● **Information shown**:
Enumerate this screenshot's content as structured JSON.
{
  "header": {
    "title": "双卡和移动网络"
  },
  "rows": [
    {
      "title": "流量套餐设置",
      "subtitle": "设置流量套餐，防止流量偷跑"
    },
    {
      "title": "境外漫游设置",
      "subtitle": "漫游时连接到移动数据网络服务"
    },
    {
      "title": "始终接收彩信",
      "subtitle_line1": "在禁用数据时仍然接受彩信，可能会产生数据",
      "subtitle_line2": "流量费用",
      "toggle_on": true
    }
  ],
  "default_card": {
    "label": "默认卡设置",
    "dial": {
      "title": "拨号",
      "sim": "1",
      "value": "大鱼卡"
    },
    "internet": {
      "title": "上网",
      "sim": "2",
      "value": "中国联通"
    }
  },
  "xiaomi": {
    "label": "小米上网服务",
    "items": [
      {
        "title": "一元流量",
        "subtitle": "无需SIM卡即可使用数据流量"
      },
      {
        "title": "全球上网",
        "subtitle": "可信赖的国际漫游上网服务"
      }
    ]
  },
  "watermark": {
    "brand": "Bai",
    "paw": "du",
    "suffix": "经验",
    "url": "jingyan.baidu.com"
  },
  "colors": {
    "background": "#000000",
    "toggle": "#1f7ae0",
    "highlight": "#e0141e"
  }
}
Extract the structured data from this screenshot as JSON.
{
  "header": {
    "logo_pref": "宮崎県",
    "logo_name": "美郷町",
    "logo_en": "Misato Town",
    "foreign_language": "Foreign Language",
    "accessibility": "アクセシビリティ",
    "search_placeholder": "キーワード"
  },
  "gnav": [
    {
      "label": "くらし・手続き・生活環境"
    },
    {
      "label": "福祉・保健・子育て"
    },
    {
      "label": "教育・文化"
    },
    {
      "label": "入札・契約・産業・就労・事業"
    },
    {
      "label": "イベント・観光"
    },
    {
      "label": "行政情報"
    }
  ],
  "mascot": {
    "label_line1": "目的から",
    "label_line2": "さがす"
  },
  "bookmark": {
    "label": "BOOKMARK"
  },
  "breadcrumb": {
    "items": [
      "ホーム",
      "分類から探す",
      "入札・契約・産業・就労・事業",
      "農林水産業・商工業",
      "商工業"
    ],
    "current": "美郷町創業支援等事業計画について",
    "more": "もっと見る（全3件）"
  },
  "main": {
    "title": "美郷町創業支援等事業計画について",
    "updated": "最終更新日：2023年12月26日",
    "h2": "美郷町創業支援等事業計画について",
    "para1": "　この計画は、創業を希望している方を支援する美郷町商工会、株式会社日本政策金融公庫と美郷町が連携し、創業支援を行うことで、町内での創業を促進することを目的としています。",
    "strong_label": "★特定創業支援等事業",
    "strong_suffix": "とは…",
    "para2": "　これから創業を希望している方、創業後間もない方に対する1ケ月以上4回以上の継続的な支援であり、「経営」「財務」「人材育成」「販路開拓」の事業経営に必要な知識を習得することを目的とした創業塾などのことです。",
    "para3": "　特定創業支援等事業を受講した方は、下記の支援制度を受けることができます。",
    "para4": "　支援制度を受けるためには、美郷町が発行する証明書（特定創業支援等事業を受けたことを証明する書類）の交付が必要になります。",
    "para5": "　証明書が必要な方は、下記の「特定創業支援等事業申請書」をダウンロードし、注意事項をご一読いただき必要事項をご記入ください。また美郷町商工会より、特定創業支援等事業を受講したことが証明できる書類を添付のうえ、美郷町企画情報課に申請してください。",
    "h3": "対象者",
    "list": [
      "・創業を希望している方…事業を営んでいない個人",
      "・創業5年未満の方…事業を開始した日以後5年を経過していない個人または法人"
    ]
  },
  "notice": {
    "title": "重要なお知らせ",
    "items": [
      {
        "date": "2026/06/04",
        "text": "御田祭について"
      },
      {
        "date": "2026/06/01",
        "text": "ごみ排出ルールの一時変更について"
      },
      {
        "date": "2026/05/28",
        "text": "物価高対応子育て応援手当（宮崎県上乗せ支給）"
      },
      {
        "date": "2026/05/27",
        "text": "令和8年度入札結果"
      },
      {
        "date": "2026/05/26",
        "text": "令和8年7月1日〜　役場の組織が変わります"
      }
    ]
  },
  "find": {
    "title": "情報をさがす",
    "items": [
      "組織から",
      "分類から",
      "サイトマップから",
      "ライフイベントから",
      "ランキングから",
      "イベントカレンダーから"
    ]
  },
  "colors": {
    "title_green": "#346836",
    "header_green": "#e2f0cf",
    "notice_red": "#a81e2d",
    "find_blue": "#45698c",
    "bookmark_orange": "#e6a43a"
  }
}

● **Task objective**: Extract every line from the records above that contains the word "this".

● **Answer to the task**:
Enumerate this screenshot's content as structured JSON.
Extract the structured data from this screenshot as JSON.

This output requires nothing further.